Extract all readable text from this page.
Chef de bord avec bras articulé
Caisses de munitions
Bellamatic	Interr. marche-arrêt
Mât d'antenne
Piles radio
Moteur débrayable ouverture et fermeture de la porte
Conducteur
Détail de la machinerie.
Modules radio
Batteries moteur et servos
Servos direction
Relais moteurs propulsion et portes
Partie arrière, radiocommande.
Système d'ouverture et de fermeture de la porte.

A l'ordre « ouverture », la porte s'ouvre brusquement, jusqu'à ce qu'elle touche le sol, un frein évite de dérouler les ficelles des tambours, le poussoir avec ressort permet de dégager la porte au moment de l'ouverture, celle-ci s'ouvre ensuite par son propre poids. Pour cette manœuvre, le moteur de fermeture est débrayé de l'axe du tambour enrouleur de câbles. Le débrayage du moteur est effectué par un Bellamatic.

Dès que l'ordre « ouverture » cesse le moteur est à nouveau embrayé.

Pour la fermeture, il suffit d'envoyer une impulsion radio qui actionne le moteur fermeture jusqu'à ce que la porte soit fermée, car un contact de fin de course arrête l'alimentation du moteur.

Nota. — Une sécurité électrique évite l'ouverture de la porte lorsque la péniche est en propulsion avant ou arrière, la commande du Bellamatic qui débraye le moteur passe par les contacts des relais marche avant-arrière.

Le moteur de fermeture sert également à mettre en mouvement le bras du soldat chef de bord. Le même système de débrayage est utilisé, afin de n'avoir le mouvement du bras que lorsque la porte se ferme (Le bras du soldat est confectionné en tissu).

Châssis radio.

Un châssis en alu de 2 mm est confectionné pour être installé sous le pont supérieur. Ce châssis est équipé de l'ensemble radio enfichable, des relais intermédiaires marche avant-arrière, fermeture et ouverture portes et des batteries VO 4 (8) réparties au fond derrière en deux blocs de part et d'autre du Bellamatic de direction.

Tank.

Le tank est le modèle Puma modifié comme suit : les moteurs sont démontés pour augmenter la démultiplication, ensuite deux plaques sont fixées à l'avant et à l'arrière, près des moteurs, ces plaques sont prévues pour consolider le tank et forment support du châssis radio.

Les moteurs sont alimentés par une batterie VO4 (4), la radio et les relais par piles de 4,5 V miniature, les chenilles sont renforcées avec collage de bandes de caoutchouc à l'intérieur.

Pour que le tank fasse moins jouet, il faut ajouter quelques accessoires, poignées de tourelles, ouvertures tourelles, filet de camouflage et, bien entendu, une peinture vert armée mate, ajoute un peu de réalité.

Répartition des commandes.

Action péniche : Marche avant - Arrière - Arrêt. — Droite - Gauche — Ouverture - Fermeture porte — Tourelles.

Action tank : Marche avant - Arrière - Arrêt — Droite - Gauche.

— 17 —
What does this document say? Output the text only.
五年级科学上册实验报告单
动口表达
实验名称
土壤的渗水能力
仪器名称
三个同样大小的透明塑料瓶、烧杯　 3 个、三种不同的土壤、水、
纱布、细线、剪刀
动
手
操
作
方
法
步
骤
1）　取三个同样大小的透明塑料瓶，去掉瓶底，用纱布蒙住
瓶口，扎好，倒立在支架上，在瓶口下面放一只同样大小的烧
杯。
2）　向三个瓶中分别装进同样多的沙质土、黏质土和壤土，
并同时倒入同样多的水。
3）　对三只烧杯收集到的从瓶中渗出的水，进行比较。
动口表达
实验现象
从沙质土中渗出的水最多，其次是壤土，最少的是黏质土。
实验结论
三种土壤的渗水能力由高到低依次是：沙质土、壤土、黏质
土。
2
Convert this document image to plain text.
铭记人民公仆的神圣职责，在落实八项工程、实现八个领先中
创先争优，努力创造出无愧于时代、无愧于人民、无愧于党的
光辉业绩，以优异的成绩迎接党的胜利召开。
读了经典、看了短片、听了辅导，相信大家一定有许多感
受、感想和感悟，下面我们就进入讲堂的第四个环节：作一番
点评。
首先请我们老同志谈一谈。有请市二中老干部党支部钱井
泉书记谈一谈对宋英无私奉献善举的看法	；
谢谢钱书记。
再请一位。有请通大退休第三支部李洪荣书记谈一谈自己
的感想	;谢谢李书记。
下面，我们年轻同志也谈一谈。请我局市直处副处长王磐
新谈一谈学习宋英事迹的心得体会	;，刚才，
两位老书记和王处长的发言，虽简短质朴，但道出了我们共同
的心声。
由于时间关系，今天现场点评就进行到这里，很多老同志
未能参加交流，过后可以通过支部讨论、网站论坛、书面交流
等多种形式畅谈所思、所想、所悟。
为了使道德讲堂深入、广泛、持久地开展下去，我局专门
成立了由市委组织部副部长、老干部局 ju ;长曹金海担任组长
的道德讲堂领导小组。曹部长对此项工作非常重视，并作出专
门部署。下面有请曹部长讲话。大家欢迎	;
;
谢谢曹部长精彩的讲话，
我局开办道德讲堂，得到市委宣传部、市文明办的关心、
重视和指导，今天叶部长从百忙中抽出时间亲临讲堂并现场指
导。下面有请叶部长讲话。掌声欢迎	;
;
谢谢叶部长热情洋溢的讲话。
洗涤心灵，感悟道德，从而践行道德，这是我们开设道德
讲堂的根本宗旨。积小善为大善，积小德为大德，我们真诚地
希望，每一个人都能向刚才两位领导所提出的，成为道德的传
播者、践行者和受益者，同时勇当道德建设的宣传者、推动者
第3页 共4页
----
> _WHAT IS NEEDED_: Take the lines above and retype all of them exactly.

> _TASK SOLUTION_:
Extract all readable text from this page.
Chef de bord avec bras articulé
Caisses de munitions
Bellamatic	Interr. marche-arrêt
Mât d'antenne
Piles radio
Moteur débrayable ouverture et fermeture de la porte
Conducteur
Détail de la machinerie.
Modules radio
Batteries moteur et servos
Servos direction
Relais moteurs propulsion et portes
Partie arrière, radiocommande.
Système d'ouverture et de fermeture de la porte.

A l'ordre « ouverture », la porte s'ouvre brusquement, jusqu'à ce qu'elle touche le sol, un frein évite de dérouler les ficelles des tambours, le poussoir avec ressort permet de dégager la porte au moment de l'ouverture, celle-ci s'ouvre ensuite par son propre poids. Pour cette manœuvre, le moteur de fermeture est débrayé de l'axe du tambour enrouleur de câbles. Le débrayage du moteur est effectué par un Bellamatic.

Dès que l'ordre « ouverture » cesse le moteur est à nouveau embrayé.

Pour la fermeture, il suffit d'envoyer une impulsion radio qui actionne le moteur fermeture jusqu'à ce que la porte soit fermée, car un contact de fin de course arrête l'alimentation du moteur.

Nota. — Une sécurité électrique évite l'ouverture de la porte lorsque la péniche est en propulsion avant ou arrière, la commande du Bellamatic qui débraye le moteur passe par les contacts des relais marche avant-arrière.

Le moteur de fermeture sert également à mettre en mouvement le bras du soldat chef de bord. Le même système de débrayage est utilisé, afin de n'avoir le mouvement du bras que lorsque la porte se ferme (Le bras du soldat est confectionné en tissu).

Châssis radio.

Un châssis en alu de 2 mm est confectionné pour être installé sous le pont supérieur. Ce châssis est équipé de l'ensemble radio enfichable, des relais intermédiaires marche avant-arrière, fermeture et ouverture portes et des batteries VO 4 (8) réparties au fond derrière en deux blocs de part et d'autre du Bellamatic de direction.

Tank.

Le tank est le modèle Puma modifié comme suit : les moteurs sont démontés pour augmenter la démultiplication, ensuite deux plaques sont fixées à l'avant et à l'arrière, près des moteurs, ces plaques sont prévues pour consolider le tank et forment support du châssis radio.

Les moteurs sont alimentés par une batterie VO4 (4), la radio et les relais par piles de 4,5 V miniature, les chenilles sont renforcées avec collage de bandes de caoutchouc à l'intérieur.

Pour que le tank fasse moins jouet, il faut ajouter quelques accessoires, poignées de tourelles, ouvertures tourelles, filet de camouflage et, bien entendu, une peinture vert armée mate, ajoute un peu de réalité.

Répartition des commandes.

Action péniche : Marche avant - Arrière - Arrêt. — Droite - Gauche — Ouverture - Fermeture porte — Tourelles.

Action tank : Marche avant - Arrière - Arrêt — Droite - Gauche.

— 17 —
What does this document say? Output the text only.
五年级科学上册实验报告单
动口表达
实验名称
土壤的渗水能力
仪器名称
三个同样大小的透明塑料瓶、烧杯　 3 个、三种不同的土壤、水、
纱布、细线、剪刀
动
手
操
作
方
法
步
骤
1）　取三个同样大小的透明塑料瓶，去掉瓶底，用纱布蒙住
瓶口，扎好，倒立在支架上，在瓶口下面放一只同样大小的烧
杯。
2）　向三个瓶中分别装进同样多的沙质土、黏质土和壤土，
并同时倒入同样多的水。
3）　对三只烧杯收集到的从瓶中渗出的水，进行比较。
动口表达
实验现象
从沙质土中渗出的水最多，其次是壤土，最少的是黏质土。
实验结论
三种土壤的渗水能力由高到低依次是：沙质土、壤土、黏质
土。
2
Convert this document image to plain text.
铭记人民公仆的神圣职责，在落实八项工程、实现八个领先中
创先争优，努力创造出无愧于时代、无愧于人民、无愧于党的
光辉业绩，以优异的成绩迎接党的胜利召开。
读了经典、看了短片、听了辅导，相信大家一定有许多感
受、感想和感悟，下面我们就进入讲堂的第四个环节：作一番
点评。
首先请我们老同志谈一谈。有请市二中老干部党支部钱井
泉书记谈一谈对宋英无私奉献善举的看法	；
谢谢钱书记。
再请一位。有请通大退休第三支部李洪荣书记谈一谈自己
的感想	;谢谢李书记。
下面，我们年轻同志也谈一谈。请我局市直处副处长王磐
新谈一谈学习宋英事迹的心得体会	;，刚才，
两位老书记和王处长的发言，虽简短质朴，但道出了我们共同
的心声。
由于时间关系，今天现场点评就进行到这里，很多老同志
未能参加交流，过后可以通过支部讨论、网站论坛、书面交流
等多种形式畅谈所思、所想、所悟。
为了使道德讲堂深入、广泛、持久地开展下去，我局专门
成立了由市委组织部副部长、老干部局 ju ;长曹金海担任组长
的道德讲堂领导小组。曹部长对此项工作非常重视，并作出专
门部署。下面有请曹部长讲话。大家欢迎	;
;
谢谢曹部长精彩的讲话，
我局开办道德讲堂，得到市委宣传部、市文明办的关心、
重视和指导，今天叶部长从百忙中抽出时间亲临讲堂并现场指
导。下面有请叶部长讲话。掌声欢迎	;
;
谢谢叶部长热情洋溢的讲话。
洗涤心灵，感悟道德，从而践行道德，这是我们开设道德
讲堂的根本宗旨。积小善为大善，积小德为大德，我们真诚地
希望，每一个人都能向刚才两位领导所提出的，成为道德的传
播者、践行者和受益者，同时勇当道德建设的宣传者、推动者
第3页 共4页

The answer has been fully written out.